Records shown:
────────────────────────────────────────

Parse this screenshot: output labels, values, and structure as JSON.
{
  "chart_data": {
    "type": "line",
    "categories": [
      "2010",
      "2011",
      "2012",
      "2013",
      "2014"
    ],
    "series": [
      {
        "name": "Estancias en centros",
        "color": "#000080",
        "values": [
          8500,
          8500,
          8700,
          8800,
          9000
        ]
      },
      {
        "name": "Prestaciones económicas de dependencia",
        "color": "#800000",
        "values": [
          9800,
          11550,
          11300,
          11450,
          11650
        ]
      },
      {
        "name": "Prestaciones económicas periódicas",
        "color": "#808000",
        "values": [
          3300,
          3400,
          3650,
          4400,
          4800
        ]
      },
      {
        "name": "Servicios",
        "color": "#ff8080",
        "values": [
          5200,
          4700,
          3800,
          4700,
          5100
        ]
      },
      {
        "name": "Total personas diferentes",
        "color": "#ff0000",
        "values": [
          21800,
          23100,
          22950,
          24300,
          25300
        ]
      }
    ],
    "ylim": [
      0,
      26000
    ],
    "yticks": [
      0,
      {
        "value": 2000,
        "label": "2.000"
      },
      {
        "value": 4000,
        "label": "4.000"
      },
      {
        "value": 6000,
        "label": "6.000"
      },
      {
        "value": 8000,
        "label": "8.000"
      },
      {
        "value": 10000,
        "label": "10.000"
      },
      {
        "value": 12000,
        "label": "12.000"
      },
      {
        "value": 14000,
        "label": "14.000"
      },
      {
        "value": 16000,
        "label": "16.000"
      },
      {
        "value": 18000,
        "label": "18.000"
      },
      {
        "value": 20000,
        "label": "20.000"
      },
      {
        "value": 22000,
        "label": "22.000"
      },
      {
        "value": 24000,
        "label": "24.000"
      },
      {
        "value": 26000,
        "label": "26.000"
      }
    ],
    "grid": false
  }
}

────────────────────────────────────────

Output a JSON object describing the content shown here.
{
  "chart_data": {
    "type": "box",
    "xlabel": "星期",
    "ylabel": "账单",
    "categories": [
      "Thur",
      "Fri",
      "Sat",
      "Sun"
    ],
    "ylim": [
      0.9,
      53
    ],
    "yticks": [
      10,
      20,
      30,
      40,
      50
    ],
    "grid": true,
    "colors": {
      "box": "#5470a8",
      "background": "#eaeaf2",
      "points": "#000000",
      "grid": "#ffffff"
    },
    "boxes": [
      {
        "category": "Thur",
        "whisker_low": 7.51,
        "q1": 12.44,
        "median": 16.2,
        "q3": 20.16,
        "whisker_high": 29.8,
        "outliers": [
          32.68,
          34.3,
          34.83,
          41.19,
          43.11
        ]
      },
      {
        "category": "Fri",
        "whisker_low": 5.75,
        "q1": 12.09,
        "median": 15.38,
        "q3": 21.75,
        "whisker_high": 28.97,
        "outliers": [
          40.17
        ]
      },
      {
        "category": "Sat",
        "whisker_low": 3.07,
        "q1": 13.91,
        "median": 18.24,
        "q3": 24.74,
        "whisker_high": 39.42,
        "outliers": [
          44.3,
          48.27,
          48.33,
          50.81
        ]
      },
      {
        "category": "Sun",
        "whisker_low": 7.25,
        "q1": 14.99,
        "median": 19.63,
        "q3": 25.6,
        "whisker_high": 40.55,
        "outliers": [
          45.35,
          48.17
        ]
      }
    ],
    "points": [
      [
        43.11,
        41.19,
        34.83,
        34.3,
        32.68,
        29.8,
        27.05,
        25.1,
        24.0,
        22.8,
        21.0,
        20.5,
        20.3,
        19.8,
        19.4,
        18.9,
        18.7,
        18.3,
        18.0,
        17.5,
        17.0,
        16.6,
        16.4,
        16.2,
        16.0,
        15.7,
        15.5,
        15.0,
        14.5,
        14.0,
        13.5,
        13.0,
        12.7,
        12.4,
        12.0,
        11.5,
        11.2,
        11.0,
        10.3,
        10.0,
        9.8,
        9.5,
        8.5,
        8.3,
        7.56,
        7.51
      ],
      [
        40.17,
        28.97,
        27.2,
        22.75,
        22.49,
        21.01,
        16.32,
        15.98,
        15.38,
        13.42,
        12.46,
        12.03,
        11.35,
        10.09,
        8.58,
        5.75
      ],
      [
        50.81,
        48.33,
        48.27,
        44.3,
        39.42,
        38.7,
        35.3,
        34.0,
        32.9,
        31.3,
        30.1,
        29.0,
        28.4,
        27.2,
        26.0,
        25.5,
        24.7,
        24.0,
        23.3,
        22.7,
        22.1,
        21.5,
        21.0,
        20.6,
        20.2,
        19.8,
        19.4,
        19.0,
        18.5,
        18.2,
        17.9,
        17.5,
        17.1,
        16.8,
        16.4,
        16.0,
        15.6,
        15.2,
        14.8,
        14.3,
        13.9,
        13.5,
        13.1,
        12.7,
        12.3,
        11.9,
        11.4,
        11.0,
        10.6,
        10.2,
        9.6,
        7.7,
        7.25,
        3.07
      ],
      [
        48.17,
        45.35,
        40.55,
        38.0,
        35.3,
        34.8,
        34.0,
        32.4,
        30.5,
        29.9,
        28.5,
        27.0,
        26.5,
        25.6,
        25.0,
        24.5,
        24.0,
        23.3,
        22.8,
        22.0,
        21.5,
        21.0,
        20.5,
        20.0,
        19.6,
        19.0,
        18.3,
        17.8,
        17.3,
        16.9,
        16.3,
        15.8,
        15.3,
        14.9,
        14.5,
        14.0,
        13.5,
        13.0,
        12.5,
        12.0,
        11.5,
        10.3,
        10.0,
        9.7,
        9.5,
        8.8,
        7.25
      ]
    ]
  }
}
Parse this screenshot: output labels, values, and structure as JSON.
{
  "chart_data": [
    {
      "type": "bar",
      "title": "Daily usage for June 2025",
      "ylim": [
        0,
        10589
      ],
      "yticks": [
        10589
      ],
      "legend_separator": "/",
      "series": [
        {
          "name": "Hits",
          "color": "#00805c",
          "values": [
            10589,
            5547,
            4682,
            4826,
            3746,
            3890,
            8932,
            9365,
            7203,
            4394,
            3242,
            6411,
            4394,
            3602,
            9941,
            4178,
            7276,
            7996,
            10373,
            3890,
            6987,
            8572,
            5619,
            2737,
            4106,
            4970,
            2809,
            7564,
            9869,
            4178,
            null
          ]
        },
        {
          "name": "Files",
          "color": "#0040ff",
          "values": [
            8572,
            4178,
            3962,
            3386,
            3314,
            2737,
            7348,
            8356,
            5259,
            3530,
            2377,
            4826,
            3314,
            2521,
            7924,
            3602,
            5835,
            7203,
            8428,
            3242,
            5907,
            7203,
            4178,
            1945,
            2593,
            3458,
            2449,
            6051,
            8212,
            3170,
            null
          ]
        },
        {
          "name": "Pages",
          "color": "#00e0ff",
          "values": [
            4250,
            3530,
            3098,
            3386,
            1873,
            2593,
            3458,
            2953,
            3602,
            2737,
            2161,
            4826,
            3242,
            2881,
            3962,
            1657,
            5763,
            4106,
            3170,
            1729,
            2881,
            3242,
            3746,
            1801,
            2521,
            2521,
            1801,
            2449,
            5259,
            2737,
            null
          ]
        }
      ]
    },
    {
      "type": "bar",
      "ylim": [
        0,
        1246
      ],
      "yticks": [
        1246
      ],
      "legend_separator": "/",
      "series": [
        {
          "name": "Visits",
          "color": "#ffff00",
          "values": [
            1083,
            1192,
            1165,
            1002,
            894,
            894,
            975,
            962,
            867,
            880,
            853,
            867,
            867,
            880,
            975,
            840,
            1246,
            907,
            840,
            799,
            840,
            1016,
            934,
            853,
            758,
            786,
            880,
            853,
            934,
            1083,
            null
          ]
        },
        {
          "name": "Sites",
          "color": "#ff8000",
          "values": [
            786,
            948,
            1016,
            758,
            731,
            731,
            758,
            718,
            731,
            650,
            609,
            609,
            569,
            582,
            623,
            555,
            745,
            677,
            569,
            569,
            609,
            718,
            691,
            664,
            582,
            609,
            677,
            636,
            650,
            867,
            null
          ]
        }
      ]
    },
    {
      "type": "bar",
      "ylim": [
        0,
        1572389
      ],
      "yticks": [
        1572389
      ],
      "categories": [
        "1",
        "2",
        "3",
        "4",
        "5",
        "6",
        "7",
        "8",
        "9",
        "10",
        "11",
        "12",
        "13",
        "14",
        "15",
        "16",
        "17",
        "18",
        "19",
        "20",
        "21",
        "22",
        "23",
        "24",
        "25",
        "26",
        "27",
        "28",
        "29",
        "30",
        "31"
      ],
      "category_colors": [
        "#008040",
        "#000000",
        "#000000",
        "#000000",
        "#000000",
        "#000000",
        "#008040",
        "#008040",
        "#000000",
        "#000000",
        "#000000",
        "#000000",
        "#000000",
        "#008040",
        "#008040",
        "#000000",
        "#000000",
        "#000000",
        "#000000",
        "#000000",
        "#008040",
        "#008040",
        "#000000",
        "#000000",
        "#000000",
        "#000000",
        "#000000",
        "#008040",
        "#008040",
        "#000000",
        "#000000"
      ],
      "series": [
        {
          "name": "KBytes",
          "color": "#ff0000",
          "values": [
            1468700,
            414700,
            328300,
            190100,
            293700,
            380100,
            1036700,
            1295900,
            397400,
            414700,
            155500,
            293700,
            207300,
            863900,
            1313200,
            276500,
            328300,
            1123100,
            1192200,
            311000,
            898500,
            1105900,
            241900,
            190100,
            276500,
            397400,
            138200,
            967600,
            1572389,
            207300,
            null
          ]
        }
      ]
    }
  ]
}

────────────────────────────────────────

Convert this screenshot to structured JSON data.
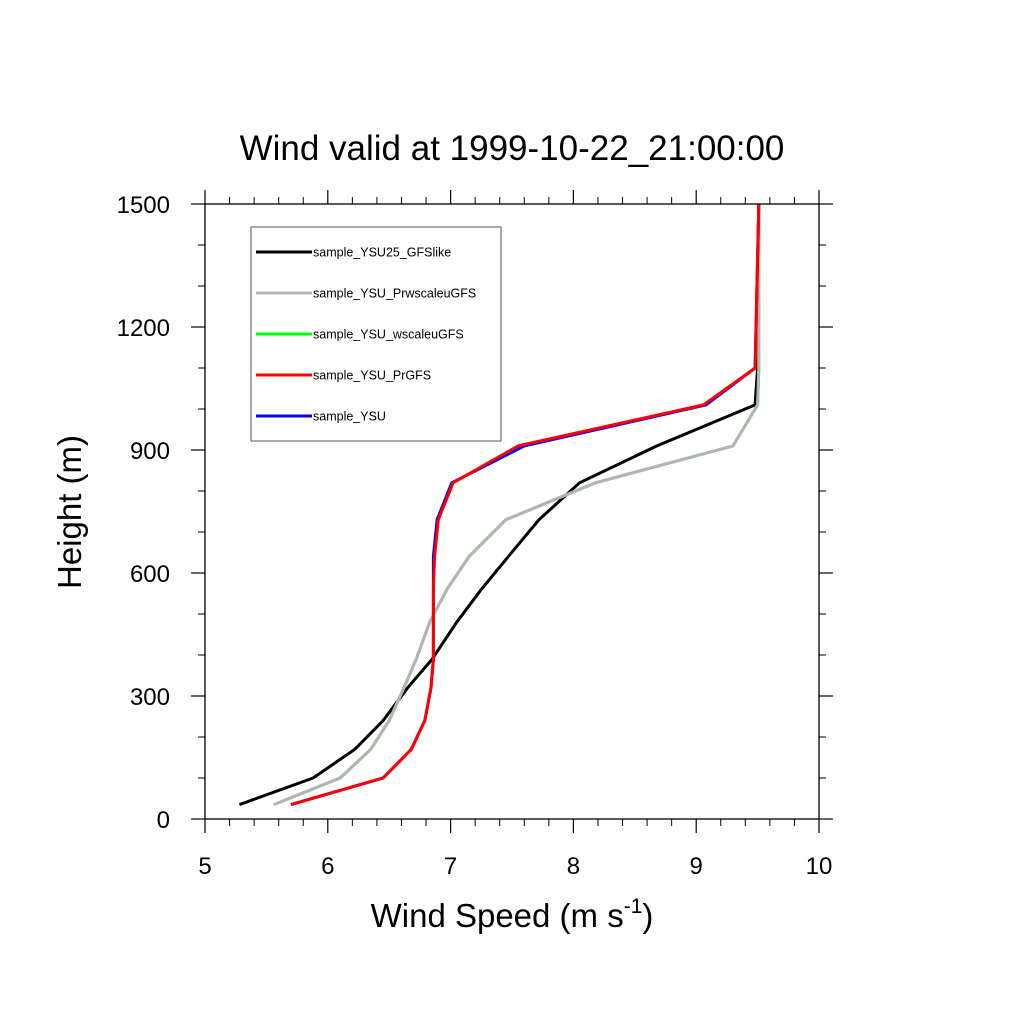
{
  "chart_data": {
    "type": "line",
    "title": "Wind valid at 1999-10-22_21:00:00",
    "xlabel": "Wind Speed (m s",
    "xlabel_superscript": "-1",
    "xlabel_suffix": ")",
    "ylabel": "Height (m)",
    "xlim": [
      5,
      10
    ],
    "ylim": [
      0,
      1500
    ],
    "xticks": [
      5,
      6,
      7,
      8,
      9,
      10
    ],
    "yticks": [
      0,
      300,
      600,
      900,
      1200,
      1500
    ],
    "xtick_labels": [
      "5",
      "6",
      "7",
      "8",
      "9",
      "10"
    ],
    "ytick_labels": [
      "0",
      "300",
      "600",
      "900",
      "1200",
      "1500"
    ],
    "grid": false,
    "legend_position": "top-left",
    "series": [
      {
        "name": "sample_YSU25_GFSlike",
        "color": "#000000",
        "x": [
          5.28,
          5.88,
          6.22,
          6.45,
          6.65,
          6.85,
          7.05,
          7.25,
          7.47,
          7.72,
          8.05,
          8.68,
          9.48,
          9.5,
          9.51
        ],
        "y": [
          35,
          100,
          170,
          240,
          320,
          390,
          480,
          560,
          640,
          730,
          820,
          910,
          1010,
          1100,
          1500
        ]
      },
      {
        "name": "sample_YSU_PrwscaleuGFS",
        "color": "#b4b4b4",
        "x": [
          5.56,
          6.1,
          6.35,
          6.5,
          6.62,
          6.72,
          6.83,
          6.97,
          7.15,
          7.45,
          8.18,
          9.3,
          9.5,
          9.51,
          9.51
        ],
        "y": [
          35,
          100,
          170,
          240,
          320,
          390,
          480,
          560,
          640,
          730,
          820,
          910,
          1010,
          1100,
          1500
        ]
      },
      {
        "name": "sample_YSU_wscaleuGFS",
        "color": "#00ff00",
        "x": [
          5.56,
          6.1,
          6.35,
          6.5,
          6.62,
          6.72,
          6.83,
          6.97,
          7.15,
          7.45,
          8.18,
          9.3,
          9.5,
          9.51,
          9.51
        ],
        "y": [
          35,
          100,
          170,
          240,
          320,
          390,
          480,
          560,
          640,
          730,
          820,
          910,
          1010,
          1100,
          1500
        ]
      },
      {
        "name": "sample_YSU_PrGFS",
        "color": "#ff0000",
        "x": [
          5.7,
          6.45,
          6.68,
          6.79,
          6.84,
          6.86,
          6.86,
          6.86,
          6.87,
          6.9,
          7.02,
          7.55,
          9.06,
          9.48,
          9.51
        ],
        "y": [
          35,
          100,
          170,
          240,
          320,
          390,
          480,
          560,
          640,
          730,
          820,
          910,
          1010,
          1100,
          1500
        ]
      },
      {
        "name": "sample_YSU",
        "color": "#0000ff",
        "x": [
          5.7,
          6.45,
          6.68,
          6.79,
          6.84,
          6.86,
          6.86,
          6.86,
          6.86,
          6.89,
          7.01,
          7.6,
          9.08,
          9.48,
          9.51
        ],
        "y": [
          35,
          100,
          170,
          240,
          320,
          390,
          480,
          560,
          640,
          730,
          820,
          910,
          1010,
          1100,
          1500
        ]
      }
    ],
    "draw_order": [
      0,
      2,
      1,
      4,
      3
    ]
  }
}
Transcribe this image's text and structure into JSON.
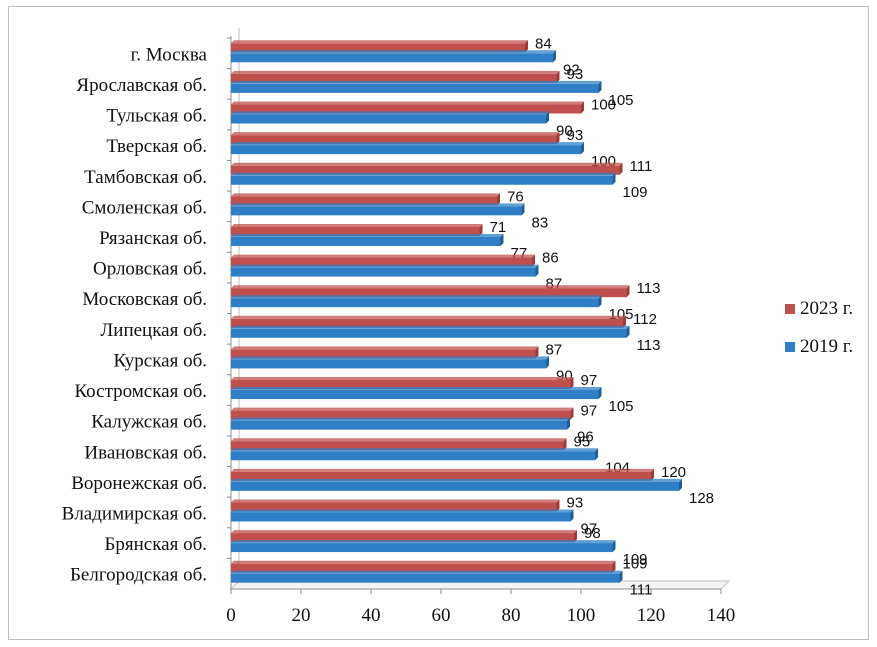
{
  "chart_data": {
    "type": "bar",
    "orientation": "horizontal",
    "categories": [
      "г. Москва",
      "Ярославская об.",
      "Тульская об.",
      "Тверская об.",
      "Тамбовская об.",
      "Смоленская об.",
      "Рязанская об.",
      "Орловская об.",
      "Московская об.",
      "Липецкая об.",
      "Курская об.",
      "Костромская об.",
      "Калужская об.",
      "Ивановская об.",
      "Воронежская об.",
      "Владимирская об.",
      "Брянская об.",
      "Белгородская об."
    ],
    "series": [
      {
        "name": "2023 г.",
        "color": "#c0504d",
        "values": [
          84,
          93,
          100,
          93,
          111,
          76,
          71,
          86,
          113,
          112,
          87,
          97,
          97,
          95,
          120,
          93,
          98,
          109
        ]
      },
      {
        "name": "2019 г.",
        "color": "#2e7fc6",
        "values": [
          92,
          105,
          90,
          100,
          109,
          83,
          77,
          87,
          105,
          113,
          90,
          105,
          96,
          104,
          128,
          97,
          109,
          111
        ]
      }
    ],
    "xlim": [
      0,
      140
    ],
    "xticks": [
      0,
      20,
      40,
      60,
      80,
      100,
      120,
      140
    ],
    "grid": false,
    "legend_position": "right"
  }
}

────────────────────────────────────────

Prompt: Copy each line that holds the word "económicas".

Exercise solution:
        "name": "Prestaciones económicas de dependencia",
        "name": "Prestaciones económicas periódicas",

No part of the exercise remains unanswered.